Instruction
Rewrite the data from the line containing "legend: Amplitude Type" through the line containing "data-point xyxy=(355,710,369,724)", changing "legend-label" to "legend-text" and leaving everything else as it is.
--- BEGIN Provided data ---
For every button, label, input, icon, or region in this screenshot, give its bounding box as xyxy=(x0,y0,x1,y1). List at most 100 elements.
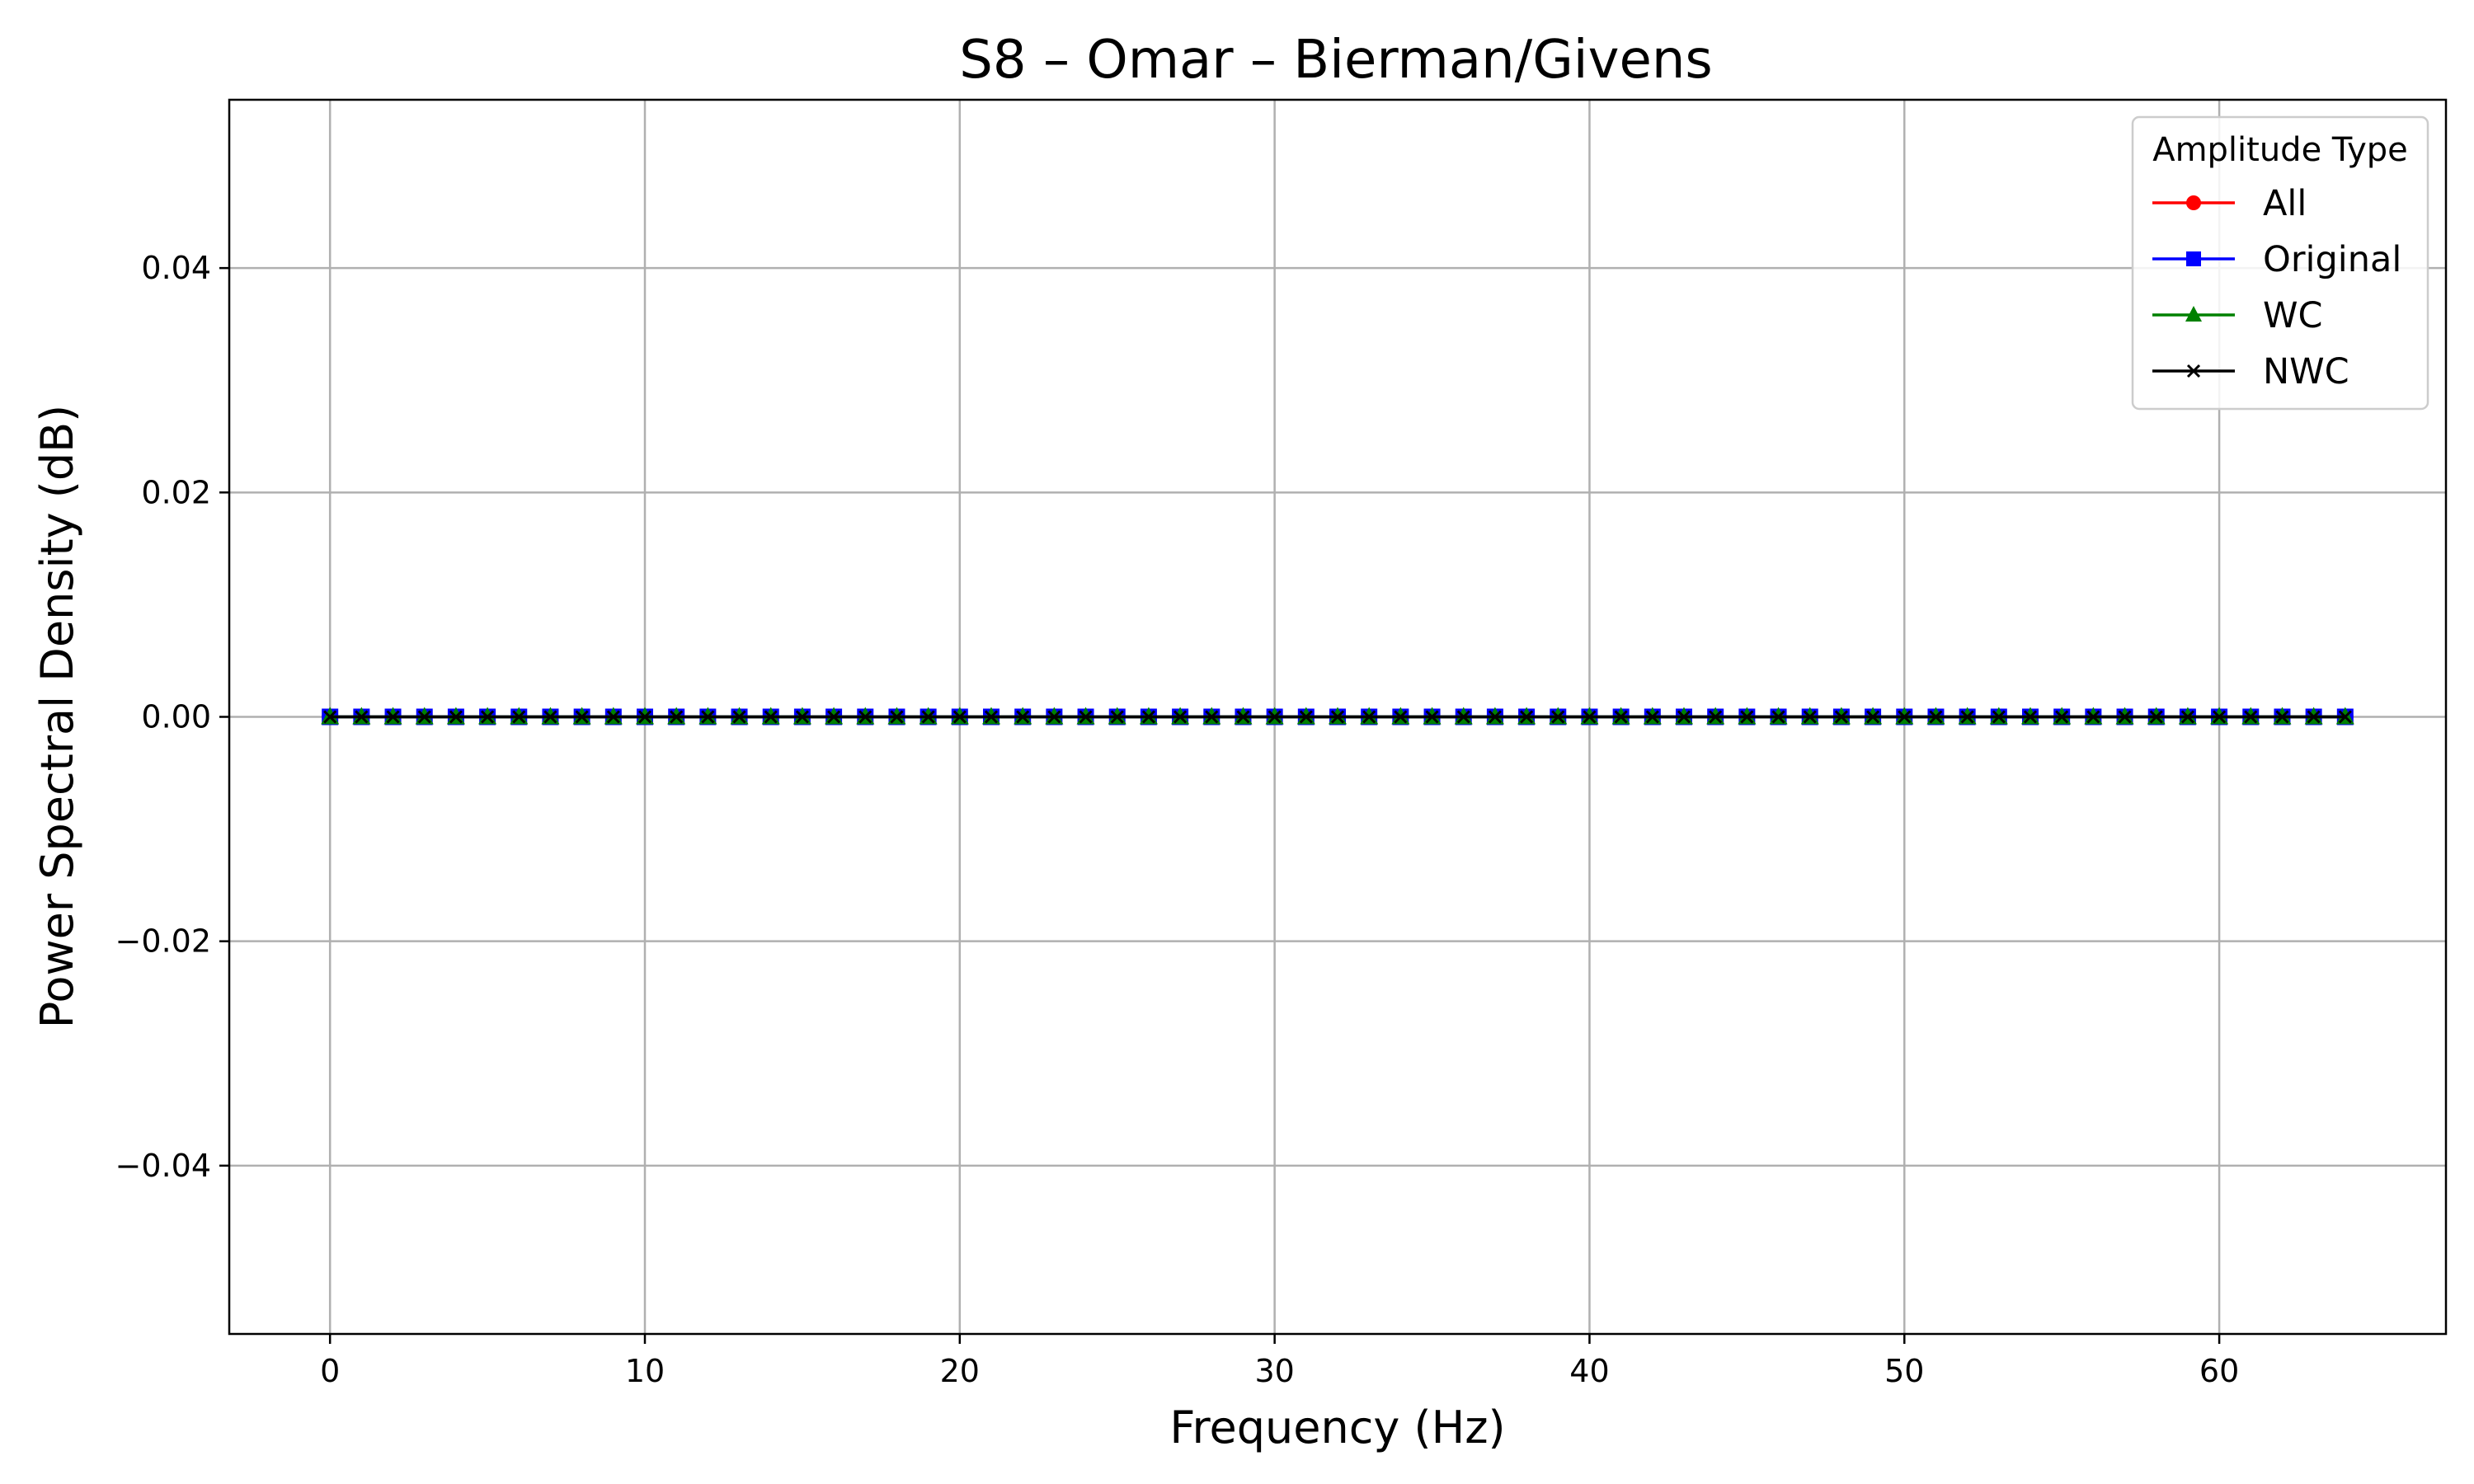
legend: Amplitude Type All Original WC NWC xyxy=(2131,115,2429,411)
legend-marker xyxy=(2185,306,2202,322)
data-point xyxy=(1456,710,1470,724)
legend-label: All xyxy=(2263,183,2307,224)
data-point xyxy=(2180,710,2194,724)
data-point xyxy=(1645,710,1659,724)
x-tick-label: 60 xyxy=(2199,1353,2239,1389)
x-tick-label: 0 xyxy=(320,1353,340,1389)
x-tick-label: 20 xyxy=(940,1353,980,1389)
data-point xyxy=(2086,710,2100,724)
data-point xyxy=(543,710,557,724)
y-tick-label: 0.00 xyxy=(141,699,211,735)
data-point xyxy=(1583,710,1597,724)
data-point xyxy=(323,710,337,724)
y-tick-label: −0.02 xyxy=(115,923,211,960)
x-tick-label: 40 xyxy=(1569,1353,1609,1389)
data-point xyxy=(1268,710,1282,724)
legend-entry-nwc: NWC xyxy=(2152,351,2349,392)
legend-label: NWC xyxy=(2263,351,2349,392)
data-point xyxy=(2213,710,2227,724)
legend-entry-wc: WC xyxy=(2152,295,2323,336)
data-point xyxy=(890,710,904,724)
data-point xyxy=(1960,710,1974,724)
data-point xyxy=(1866,710,1880,724)
data-point xyxy=(355,710,369,724)
data-point xyxy=(1205,710,1219,724)
data-point xyxy=(1551,710,1565,724)
y-axis-label: Power Spectral Density (dB) xyxy=(31,405,83,1028)
data-point xyxy=(2149,710,2163,724)
data-point xyxy=(575,710,589,724)
y-tick-label: −0.04 xyxy=(115,1148,211,1184)
data-point xyxy=(1709,710,1723,724)
data-point xyxy=(1425,710,1439,724)
legend-label: Original xyxy=(2263,239,2401,280)
data-point xyxy=(670,710,684,724)
data-point xyxy=(952,710,967,724)
data-point xyxy=(858,710,872,724)
data-point xyxy=(1803,710,1817,724)
y-tick-label: 0.04 xyxy=(141,250,211,286)
legend-entry-all: All xyxy=(2152,183,2307,224)
legend-title: Amplitude Type xyxy=(2152,131,2408,169)
data-point xyxy=(2023,710,2038,724)
data-point xyxy=(1174,710,1188,724)
series-nwc xyxy=(323,710,2352,724)
data-point xyxy=(732,710,746,724)
data-point xyxy=(637,710,652,724)
data-point xyxy=(1488,710,1502,724)
data-point xyxy=(1898,710,1912,724)
series-group xyxy=(321,707,2354,726)
x-axis-label: Frequency (Hz) xyxy=(1169,1402,1505,1453)
data-point xyxy=(512,710,526,724)
legend-label: WC xyxy=(2263,295,2323,336)
data-point xyxy=(764,710,778,724)
legend-entry-original: Original xyxy=(2152,239,2401,280)
legend-frame xyxy=(2131,115,2429,411)
ticks: 0 10 20 30 40 50 60 −0.04 −0.02 0.00 0.02 0.04 xyxy=(115,250,2240,1389)
data-point xyxy=(1394,710,1408,724)
y-tick-label: 0.02 xyxy=(141,474,211,510)
data-point xyxy=(1362,710,1376,724)
x-tick-label: 50 xyxy=(1884,1353,1924,1389)
data-point xyxy=(1677,710,1691,724)
chart-title: S8 – Omar – Bierman/Givens xyxy=(959,30,1712,91)
data-point xyxy=(1079,710,1093,724)
data-point xyxy=(1520,710,1534,724)
x-tick-label: 10 xyxy=(625,1353,665,1389)
data-point xyxy=(921,710,935,724)
data-point xyxy=(1834,710,1848,724)
data-point xyxy=(701,710,715,724)
data-point xyxy=(2118,710,2132,724)
x-tick-label: 30 xyxy=(1254,1353,1294,1389)
data-point xyxy=(1110,710,1124,724)
data-point xyxy=(1141,710,1155,724)
legend-entries: All Original WC NWC xyxy=(2152,183,2401,392)
data-point xyxy=(2338,710,2352,724)
data-point xyxy=(795,710,809,724)
data-point xyxy=(1771,710,1785,724)
data-point xyxy=(1740,710,1754,724)
data-point xyxy=(1614,710,1628,724)
data-point xyxy=(606,710,620,724)
data-point xyxy=(481,710,495,724)
data-point xyxy=(1236,710,1250,724)
data-point xyxy=(827,710,841,724)
data-point xyxy=(1016,710,1030,724)
legend-marker xyxy=(2186,364,2201,378)
legend-marker xyxy=(2186,251,2201,266)
data-point xyxy=(2055,710,2069,724)
data-point xyxy=(449,710,463,724)
data-point xyxy=(2307,710,2321,724)
data-point xyxy=(1929,710,1943,724)
data-point xyxy=(984,710,999,724)
legend-marker xyxy=(2186,195,2201,210)
data-point xyxy=(2275,710,2289,724)
data-point xyxy=(2244,710,2258,724)
data-point xyxy=(1992,710,2006,724)
data-point xyxy=(1330,710,1345,724)
data-point xyxy=(386,710,400,724)
data-point xyxy=(1299,710,1313,724)
data-point xyxy=(417,710,431,724)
--- END Provided data ---
Response to the task
legend: Amplitude Type All Original WC NWC xyxy=(2131,115,2429,411)
legend-marker xyxy=(2185,306,2202,322)
data-point xyxy=(1456,710,1470,724)
legend-text: All xyxy=(2263,183,2307,224)
data-point xyxy=(2180,710,2194,724)
data-point xyxy=(1645,710,1659,724)
x-tick-label: 60 xyxy=(2199,1353,2239,1389)
x-tick-label: 0 xyxy=(320,1353,340,1389)
x-tick-label: 20 xyxy=(940,1353,980,1389)
data-point xyxy=(2086,710,2100,724)
data-point xyxy=(543,710,557,724)
y-tick-label: 0.00 xyxy=(141,699,211,735)
data-point xyxy=(1583,710,1597,724)
data-point xyxy=(323,710,337,724)
y-tick-label: −0.02 xyxy=(115,923,211,960)
x-tick-label: 40 xyxy=(1569,1353,1609,1389)
data-point xyxy=(1268,710,1282,724)
legend-entry-nwc: NWC xyxy=(2152,351,2349,392)
legend-text: NWC xyxy=(2263,351,2349,392)
data-point xyxy=(2213,710,2227,724)
legend-entry-wc: WC xyxy=(2152,295,2323,336)
data-point xyxy=(890,710,904,724)
data-point xyxy=(1960,710,1974,724)
data-point xyxy=(1866,710,1880,724)
data-point xyxy=(355,710,369,724)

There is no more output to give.